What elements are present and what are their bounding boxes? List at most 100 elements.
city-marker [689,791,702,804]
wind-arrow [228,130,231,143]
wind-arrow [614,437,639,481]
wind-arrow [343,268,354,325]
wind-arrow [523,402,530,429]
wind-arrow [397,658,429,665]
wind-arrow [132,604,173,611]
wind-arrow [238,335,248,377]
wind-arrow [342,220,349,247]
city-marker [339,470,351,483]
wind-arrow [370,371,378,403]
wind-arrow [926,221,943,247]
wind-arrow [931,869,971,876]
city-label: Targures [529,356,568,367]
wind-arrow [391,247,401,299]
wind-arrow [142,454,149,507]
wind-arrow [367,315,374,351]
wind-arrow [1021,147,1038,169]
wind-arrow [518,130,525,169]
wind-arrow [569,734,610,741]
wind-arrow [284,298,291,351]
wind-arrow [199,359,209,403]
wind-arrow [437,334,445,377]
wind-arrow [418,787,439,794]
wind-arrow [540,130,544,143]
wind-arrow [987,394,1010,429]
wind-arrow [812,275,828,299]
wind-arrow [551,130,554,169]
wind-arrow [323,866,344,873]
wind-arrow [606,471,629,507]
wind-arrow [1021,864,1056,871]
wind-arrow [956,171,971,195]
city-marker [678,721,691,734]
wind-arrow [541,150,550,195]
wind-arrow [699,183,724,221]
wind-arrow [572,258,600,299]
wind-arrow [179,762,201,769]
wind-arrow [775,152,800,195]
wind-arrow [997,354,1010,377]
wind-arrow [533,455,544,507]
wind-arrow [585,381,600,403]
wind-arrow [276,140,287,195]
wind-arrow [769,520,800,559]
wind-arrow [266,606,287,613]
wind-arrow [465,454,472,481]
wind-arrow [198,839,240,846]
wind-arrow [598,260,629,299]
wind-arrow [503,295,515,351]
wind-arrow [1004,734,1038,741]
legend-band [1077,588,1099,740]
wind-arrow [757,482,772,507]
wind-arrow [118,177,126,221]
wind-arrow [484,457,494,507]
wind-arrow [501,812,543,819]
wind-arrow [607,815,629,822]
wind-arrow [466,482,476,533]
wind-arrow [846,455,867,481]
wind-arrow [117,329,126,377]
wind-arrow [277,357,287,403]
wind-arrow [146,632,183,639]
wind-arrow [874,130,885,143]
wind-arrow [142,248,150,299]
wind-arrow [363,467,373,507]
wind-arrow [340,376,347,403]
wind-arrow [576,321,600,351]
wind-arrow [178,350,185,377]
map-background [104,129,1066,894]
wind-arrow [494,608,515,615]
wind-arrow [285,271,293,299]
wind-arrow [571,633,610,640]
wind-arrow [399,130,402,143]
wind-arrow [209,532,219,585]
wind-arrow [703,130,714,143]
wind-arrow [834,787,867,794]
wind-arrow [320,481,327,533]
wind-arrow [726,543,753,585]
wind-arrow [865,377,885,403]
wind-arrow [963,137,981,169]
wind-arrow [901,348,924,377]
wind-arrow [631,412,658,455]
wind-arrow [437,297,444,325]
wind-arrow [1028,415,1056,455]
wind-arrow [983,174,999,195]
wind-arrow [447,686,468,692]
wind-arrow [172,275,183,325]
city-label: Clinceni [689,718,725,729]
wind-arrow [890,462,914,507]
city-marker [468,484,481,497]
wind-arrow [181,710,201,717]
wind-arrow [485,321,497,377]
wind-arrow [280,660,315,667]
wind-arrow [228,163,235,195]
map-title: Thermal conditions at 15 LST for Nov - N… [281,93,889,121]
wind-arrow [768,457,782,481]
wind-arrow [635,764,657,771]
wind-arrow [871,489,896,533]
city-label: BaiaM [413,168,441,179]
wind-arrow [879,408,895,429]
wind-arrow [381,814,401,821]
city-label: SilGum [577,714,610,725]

• **WHAT YOU NEED TO DO**
Print the entire listing above again, line for line and character for character, with nothing added or altered.

• **WRITTEN REPLY**
What elements are present and what are their bounding boxes? List at most 100 elements.
city-marker [689,791,702,804]
wind-arrow [228,130,231,143]
wind-arrow [614,437,639,481]
wind-arrow [343,268,354,325]
wind-arrow [523,402,530,429]
wind-arrow [397,658,429,665]
wind-arrow [132,604,173,611]
wind-arrow [238,335,248,377]
wind-arrow [342,220,349,247]
city-marker [339,470,351,483]
wind-arrow [370,371,378,403]
wind-arrow [926,221,943,247]
wind-arrow [931,869,971,876]
city-label: Targures [529,356,568,367]
wind-arrow [391,247,401,299]
wind-arrow [142,454,149,507]
wind-arrow [367,315,374,351]
wind-arrow [1021,147,1038,169]
wind-arrow [518,130,525,169]
wind-arrow [569,734,610,741]
wind-arrow [284,298,291,351]
wind-arrow [199,359,209,403]
wind-arrow [437,334,445,377]
wind-arrow [418,787,439,794]
wind-arrow [540,130,544,143]
wind-arrow [987,394,1010,429]
wind-arrow [812,275,828,299]
wind-arrow [551,130,554,169]
wind-arrow [323,866,344,873]
wind-arrow [606,471,629,507]
wind-arrow [1021,864,1056,871]
wind-arrow [956,171,971,195]
city-marker [678,721,691,734]
wind-arrow [541,150,550,195]
wind-arrow [699,183,724,221]
wind-arrow [572,258,600,299]
wind-arrow [179,762,201,769]
wind-arrow [775,152,800,195]
wind-arrow [997,354,1010,377]
wind-arrow [533,455,544,507]
wind-arrow [585,381,600,403]
wind-arrow [276,140,287,195]
wind-arrow [769,520,800,559]
wind-arrow [266,606,287,613]
wind-arrow [465,454,472,481]
wind-arrow [198,839,240,846]
wind-arrow [598,260,629,299]
wind-arrow [503,295,515,351]
wind-arrow [1004,734,1038,741]
legend-band [1077,588,1099,740]
wind-arrow [757,482,772,507]
wind-arrow [118,177,126,221]
wind-arrow [484,457,494,507]
wind-arrow [501,812,543,819]
wind-arrow [607,815,629,822]
wind-arrow [466,482,476,533]
wind-arrow [846,455,867,481]
wind-arrow [117,329,126,377]
wind-arrow [277,357,287,403]
wind-arrow [146,632,183,639]
wind-arrow [874,130,885,143]
wind-arrow [142,248,150,299]
wind-arrow [363,467,373,507]
wind-arrow [340,376,347,403]
wind-arrow [576,321,600,351]
wind-arrow [178,350,185,377]
map-background [104,129,1066,894]
wind-arrow [494,608,515,615]
wind-arrow [285,271,293,299]
wind-arrow [571,633,610,640]
wind-arrow [399,130,402,143]
wind-arrow [209,532,219,585]
wind-arrow [703,130,714,143]
wind-arrow [834,787,867,794]
wind-arrow [320,481,327,533]
wind-arrow [726,543,753,585]
wind-arrow [865,377,885,403]
wind-arrow [963,137,981,169]
wind-arrow [901,348,924,377]
wind-arrow [631,412,658,455]
wind-arrow [437,297,444,325]
wind-arrow [1028,415,1056,455]
wind-arrow [983,174,999,195]
wind-arrow [447,686,468,692]
wind-arrow [172,275,183,325]
city-label: Clinceni [689,718,725,729]
wind-arrow [890,462,914,507]
city-marker [468,484,481,497]
wind-arrow [181,710,201,717]
wind-arrow [485,321,497,377]
wind-arrow [280,660,315,667]
wind-arrow [228,163,235,195]
map-title: Thermal conditions at 15 LST for Nov - N… [281,93,889,121]
wind-arrow [768,457,782,481]
wind-arrow [635,764,657,771]
wind-arrow [871,489,896,533]
city-label: BaiaM [413,168,441,179]
wind-arrow [879,408,895,429]
wind-arrow [381,814,401,821]
city-label: SilGum [577,714,610,725]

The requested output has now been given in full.